PROBLEM TO SOLVE: Only the lines from the one with "Give me a plain-text" to the end of the data below should be given again, exactly, with both ends included and pictures omitted.

··· ENTRIES SHOWN

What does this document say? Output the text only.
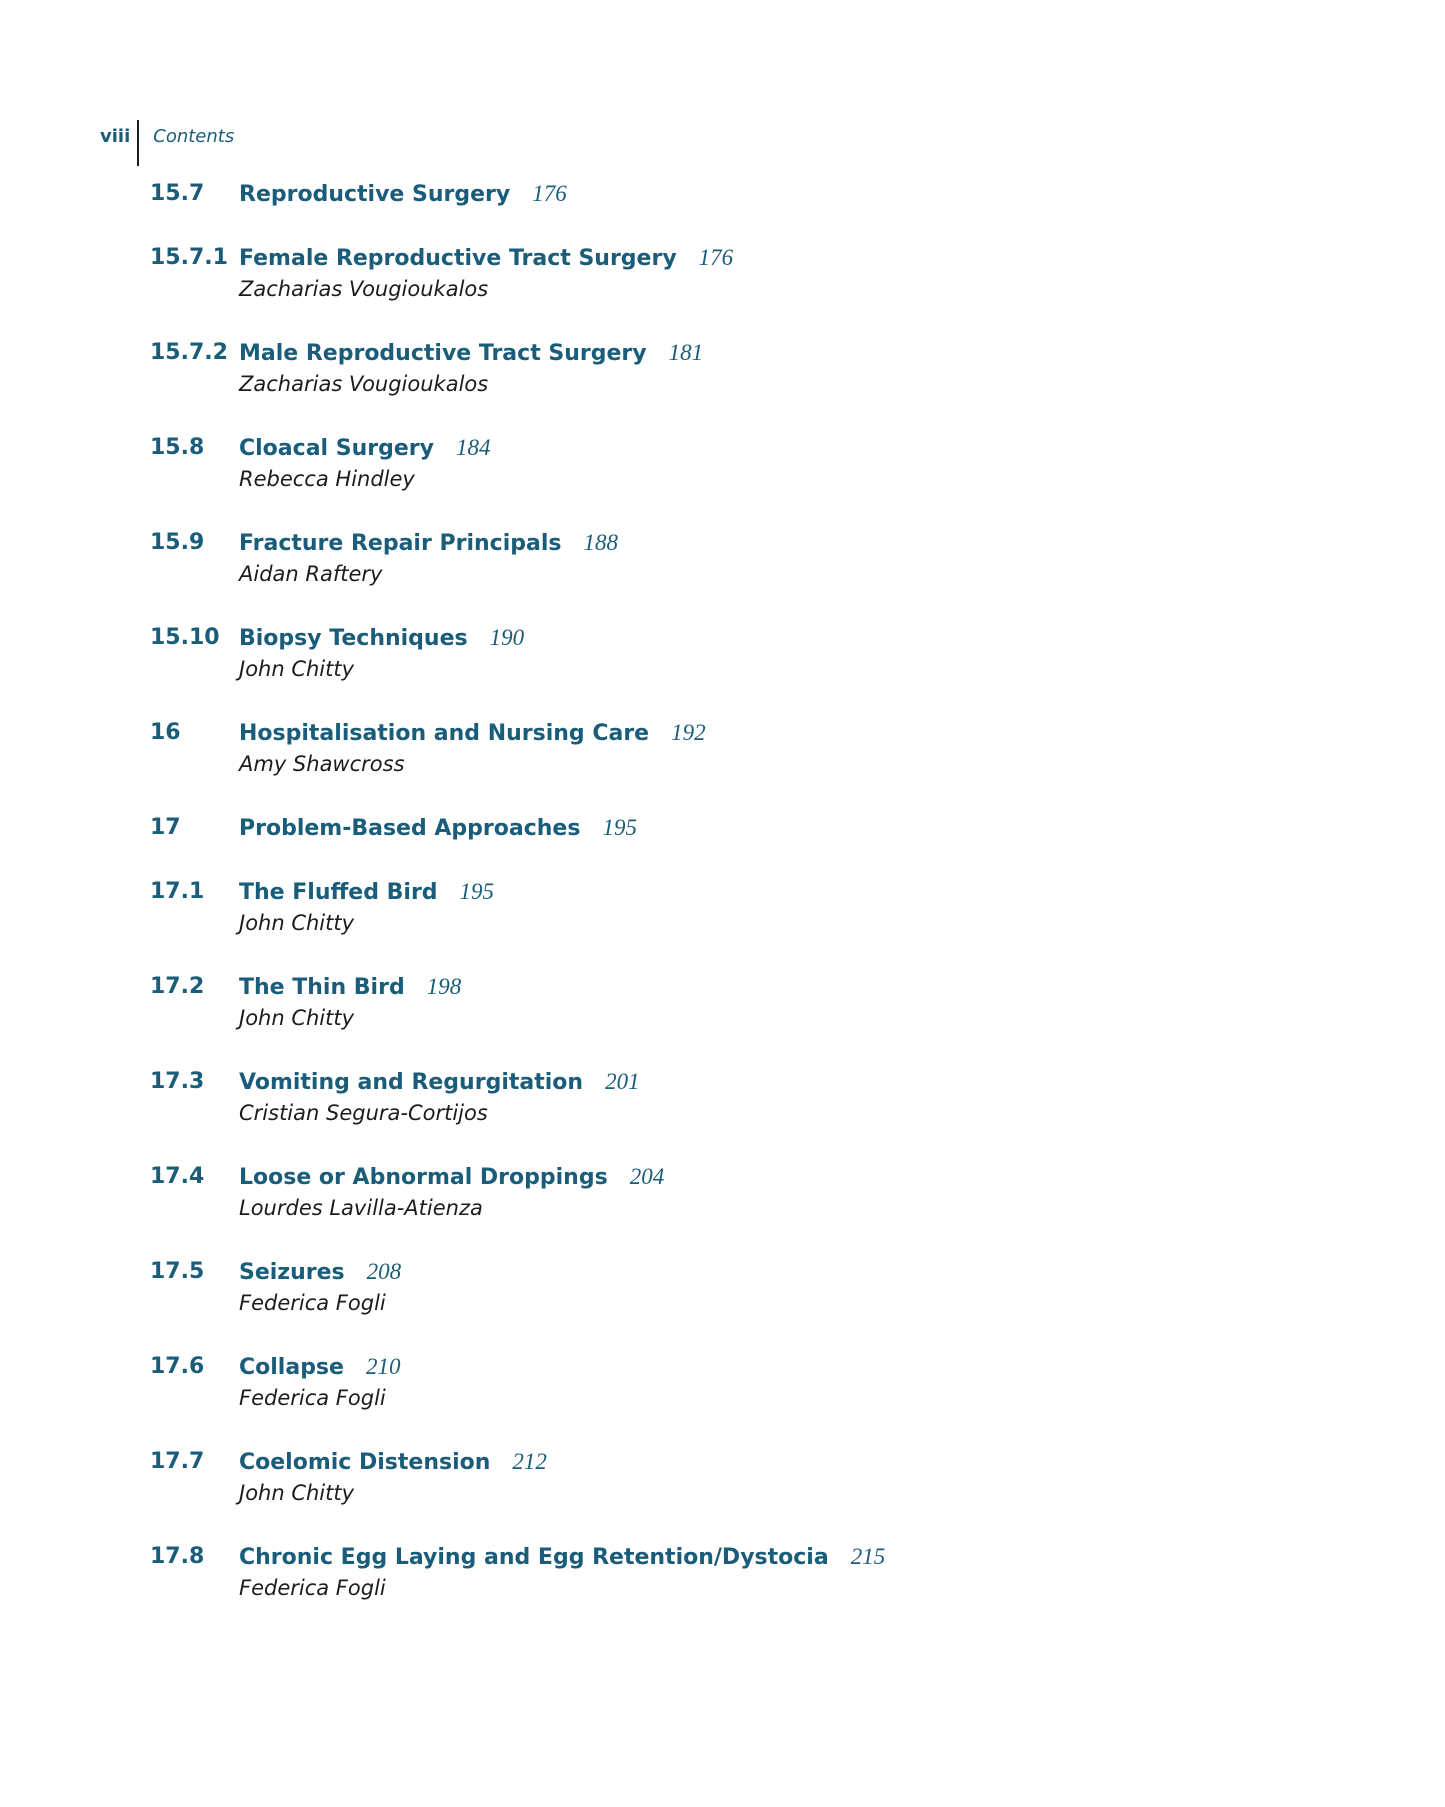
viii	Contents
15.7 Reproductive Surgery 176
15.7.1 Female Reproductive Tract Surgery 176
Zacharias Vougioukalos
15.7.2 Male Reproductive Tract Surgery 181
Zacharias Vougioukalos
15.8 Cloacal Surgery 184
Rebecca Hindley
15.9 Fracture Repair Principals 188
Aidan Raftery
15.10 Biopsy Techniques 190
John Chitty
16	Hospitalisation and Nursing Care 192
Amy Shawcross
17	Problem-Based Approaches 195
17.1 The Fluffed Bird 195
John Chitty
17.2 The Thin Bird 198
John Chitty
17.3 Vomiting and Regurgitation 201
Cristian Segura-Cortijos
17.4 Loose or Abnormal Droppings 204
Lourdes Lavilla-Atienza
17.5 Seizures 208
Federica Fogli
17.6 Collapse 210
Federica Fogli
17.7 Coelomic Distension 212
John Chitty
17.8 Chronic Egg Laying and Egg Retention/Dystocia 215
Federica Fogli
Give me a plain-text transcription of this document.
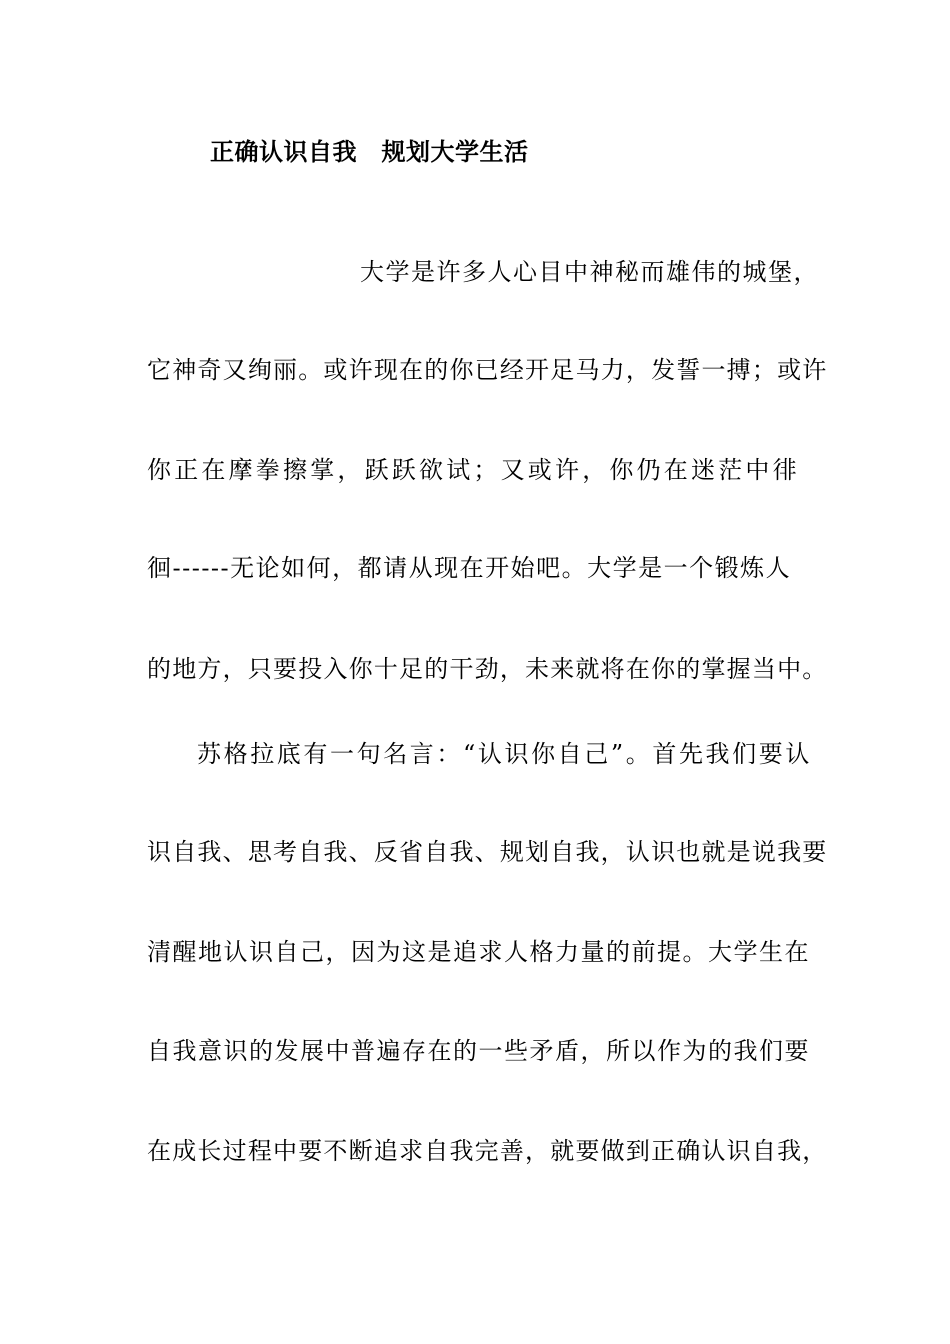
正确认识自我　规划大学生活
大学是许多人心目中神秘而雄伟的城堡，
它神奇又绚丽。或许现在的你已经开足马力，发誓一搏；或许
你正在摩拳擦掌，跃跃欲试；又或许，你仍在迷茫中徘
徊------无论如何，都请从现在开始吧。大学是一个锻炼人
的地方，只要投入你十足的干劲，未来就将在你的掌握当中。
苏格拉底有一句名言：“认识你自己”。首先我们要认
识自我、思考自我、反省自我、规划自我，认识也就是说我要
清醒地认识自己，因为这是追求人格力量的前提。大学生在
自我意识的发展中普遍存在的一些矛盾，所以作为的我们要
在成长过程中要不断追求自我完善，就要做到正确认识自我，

······

THE OUTPUT:
Give me a plain-text transcription of this document.
正确认识自我　规划大学生活
大学是许多人心目中神秘而雄伟的城堡，
它神奇又绚丽。或许现在的你已经开足马力，发誓一搏；或许
你正在摩拳擦掌，跃跃欲试；又或许，你仍在迷茫中徘
徊------无论如何，都请从现在开始吧。大学是一个锻炼人
的地方，只要投入你十足的干劲，未来就将在你的掌握当中。
苏格拉底有一句名言：“认识你自己”。首先我们要认
识自我、思考自我、反省自我、规划自我，认识也就是说我要
清醒地认识自己，因为这是追求人格力量的前提。大学生在
自我意识的发展中普遍存在的一些矛盾，所以作为的我们要
在成长过程中要不断追求自我完善，就要做到正确认识自我，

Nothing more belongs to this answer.